Without skipping anything, write out each record below exactly.

--- begin Data supplied ---

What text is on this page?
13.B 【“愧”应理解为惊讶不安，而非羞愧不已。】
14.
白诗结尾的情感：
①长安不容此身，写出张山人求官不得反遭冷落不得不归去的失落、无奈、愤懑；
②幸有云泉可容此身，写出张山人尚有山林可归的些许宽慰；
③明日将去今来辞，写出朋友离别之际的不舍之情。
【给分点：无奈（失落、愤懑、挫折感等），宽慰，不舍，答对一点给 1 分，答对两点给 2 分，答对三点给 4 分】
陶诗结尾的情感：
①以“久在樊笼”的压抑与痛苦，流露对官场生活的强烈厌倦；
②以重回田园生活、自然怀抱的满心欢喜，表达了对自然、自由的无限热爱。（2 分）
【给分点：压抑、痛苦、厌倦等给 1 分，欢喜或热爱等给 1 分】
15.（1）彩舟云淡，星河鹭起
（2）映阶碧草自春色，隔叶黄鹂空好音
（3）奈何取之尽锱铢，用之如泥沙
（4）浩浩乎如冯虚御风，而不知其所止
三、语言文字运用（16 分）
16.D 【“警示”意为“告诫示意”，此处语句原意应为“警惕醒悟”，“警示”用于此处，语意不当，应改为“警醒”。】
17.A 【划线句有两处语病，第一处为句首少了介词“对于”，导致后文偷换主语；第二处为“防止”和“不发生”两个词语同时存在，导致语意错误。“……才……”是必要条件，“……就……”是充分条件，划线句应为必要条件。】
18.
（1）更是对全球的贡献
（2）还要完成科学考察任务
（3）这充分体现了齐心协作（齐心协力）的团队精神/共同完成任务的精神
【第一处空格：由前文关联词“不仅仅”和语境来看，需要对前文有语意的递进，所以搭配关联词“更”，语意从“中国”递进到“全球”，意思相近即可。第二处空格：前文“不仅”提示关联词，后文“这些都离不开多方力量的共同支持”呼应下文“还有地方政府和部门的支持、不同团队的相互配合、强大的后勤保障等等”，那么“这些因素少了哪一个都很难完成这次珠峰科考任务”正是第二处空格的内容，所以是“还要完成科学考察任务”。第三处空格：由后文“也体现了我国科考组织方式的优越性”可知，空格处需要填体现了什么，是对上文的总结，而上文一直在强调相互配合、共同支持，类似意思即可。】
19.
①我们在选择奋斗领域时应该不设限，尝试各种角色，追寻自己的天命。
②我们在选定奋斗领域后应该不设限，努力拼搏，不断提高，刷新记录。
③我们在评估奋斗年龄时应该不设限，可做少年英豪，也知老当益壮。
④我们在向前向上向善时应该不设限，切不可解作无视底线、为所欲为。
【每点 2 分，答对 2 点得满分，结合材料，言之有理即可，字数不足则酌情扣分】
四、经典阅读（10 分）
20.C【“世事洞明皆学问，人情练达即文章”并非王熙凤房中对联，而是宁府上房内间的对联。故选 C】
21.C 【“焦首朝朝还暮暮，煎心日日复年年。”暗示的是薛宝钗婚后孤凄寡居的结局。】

--- end Data supplied ---

* _Solution_:
What text is on this page?
13.B 【“愧”应理解为惊讶不安，而非羞愧不已。】
14.
白诗结尾的情感：
①长安不容此身，写出张山人求官不得反遭冷落不得不归去的失落、无奈、愤懑；
②幸有云泉可容此身，写出张山人尚有山林可归的些许宽慰；
③明日将去今来辞，写出朋友离别之际的不舍之情。
【给分点：无奈（失落、愤懑、挫折感等），宽慰，不舍，答对一点给 1 分，答对两点给 2 分，答对三点给 4 分】
陶诗结尾的情感：
①以“久在樊笼”的压抑与痛苦，流露对官场生活的强烈厌倦；
②以重回田园生活、自然怀抱的满心欢喜，表达了对自然、自由的无限热爱。（2 分）
【给分点：压抑、痛苦、厌倦等给 1 分，欢喜或热爱等给 1 分】
15.（1）彩舟云淡，星河鹭起
（2）映阶碧草自春色，隔叶黄鹂空好音
（3）奈何取之尽锱铢，用之如泥沙
（4）浩浩乎如冯虚御风，而不知其所止
三、语言文字运用（16 分）
16.D 【“警示”意为“告诫示意”，此处语句原意应为“警惕醒悟”，“警示”用于此处，语意不当，应改为“警醒”。】
17.A 【划线句有两处语病，第一处为句首少了介词“对于”，导致后文偷换主语；第二处为“防止”和“不发生”两个词语同时存在，导致语意错误。“……才……”是必要条件，“……就……”是充分条件，划线句应为必要条件。】
18.
（1）更是对全球的贡献
（2）还要完成科学考察任务
（3）这充分体现了齐心协作（齐心协力）的团队精神/共同完成任务的精神
【第一处空格：由前文关联词“不仅仅”和语境来看，需要对前文有语意的递进，所以搭配关联词“更”，语意从“中国”递进到“全球”，意思相近即可。第二处空格：前文“不仅”提示关联词，后文“这些都离不开多方力量的共同支持”呼应下文“还有地方政府和部门的支持、不同团队的相互配合、强大的后勤保障等等”，那么“这些因素少了哪一个都很难完成这次珠峰科考任务”正是第二处空格的内容，所以是“还要完成科学考察任务”。第三处空格：由后文“也体现了我国科考组织方式的优越性”可知，空格处需要填体现了什么，是对上文的总结，而上文一直在强调相互配合、共同支持，类似意思即可。】
19.
①我们在选择奋斗领域时应该不设限，尝试各种角色，追寻自己的天命。
②我们在选定奋斗领域后应该不设限，努力拼搏，不断提高，刷新记录。
③我们在评估奋斗年龄时应该不设限，可做少年英豪，也知老当益壮。
④我们在向前向上向善时应该不设限，切不可解作无视底线、为所欲为。
【每点 2 分，答对 2 点得满分，结合材料，言之有理即可，字数不足则酌情扣分】
四、经典阅读（10 分）
20.C【“世事洞明皆学问，人情练达即文章”并非王熙凤房中对联，而是宁府上房内间的对联。故选 C】
21.C 【“焦首朝朝还暮暮，煎心日日复年年。”暗示的是薛宝钗婚后孤凄寡居的结局。】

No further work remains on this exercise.